WRITTEN TASK:
How many lines of the material below contain the string "Days"? Answer with the number and nothing else.

##### DATA FOR THIS EXERCISE #####

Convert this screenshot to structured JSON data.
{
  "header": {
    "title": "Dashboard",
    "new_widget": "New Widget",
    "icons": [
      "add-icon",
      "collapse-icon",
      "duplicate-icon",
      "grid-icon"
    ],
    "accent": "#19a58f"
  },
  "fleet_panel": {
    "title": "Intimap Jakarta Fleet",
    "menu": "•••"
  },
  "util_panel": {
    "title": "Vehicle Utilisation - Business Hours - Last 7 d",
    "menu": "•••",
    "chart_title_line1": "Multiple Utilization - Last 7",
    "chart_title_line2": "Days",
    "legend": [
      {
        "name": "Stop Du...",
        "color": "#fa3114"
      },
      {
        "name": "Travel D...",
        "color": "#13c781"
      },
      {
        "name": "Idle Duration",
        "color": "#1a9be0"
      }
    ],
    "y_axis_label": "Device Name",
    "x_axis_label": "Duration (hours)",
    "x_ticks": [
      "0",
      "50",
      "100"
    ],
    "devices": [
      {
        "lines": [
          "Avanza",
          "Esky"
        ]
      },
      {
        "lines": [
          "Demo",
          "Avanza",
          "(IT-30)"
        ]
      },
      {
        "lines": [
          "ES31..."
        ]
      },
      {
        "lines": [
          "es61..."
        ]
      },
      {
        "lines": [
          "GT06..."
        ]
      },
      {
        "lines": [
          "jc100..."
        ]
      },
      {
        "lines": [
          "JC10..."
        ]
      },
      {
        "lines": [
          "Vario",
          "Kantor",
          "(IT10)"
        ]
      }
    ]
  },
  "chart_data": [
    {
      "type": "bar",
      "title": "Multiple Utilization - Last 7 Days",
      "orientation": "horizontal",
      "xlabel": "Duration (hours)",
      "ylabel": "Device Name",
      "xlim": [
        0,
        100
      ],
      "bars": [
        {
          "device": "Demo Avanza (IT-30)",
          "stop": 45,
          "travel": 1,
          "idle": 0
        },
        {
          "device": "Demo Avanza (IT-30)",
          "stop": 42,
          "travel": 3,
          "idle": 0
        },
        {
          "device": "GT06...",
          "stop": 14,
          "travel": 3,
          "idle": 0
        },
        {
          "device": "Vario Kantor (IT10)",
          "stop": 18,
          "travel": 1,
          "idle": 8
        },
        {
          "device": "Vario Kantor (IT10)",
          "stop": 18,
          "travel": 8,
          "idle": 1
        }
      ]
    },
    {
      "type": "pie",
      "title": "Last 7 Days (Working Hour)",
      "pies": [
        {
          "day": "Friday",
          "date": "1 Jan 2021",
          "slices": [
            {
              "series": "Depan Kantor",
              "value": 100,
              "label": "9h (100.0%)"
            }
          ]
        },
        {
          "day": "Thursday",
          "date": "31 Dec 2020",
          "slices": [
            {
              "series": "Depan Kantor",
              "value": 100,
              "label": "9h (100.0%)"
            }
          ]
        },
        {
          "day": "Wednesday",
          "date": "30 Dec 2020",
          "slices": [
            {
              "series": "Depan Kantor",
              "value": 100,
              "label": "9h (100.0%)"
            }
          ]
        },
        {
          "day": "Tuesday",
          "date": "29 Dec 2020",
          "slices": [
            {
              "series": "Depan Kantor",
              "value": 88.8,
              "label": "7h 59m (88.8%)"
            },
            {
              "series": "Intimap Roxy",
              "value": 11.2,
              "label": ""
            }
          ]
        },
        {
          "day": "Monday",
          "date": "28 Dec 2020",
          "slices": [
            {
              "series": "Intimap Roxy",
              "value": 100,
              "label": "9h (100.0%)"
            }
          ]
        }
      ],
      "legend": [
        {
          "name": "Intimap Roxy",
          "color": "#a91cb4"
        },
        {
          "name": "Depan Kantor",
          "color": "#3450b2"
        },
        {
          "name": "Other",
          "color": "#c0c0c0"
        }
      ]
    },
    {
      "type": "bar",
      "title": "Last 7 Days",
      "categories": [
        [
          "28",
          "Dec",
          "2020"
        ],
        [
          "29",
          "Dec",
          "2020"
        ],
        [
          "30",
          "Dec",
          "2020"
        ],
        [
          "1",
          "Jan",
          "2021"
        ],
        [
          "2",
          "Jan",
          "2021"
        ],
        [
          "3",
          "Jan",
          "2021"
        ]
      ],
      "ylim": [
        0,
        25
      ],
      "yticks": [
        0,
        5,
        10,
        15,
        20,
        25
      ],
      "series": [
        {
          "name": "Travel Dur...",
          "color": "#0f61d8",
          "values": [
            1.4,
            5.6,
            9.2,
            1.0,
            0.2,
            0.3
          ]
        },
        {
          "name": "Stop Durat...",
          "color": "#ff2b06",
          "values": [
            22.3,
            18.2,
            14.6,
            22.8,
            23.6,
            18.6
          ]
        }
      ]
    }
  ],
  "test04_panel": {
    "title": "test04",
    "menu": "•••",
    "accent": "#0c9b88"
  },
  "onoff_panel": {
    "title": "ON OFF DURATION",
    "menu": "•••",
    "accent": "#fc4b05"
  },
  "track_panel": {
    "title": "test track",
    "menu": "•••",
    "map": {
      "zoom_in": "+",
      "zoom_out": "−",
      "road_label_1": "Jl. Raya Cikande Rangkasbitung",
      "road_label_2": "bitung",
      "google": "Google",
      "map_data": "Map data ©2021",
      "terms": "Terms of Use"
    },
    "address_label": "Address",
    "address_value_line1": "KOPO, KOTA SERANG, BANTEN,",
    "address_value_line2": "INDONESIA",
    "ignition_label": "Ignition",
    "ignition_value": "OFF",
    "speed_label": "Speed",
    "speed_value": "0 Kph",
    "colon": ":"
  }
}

#####

TASK SOLUTION:
4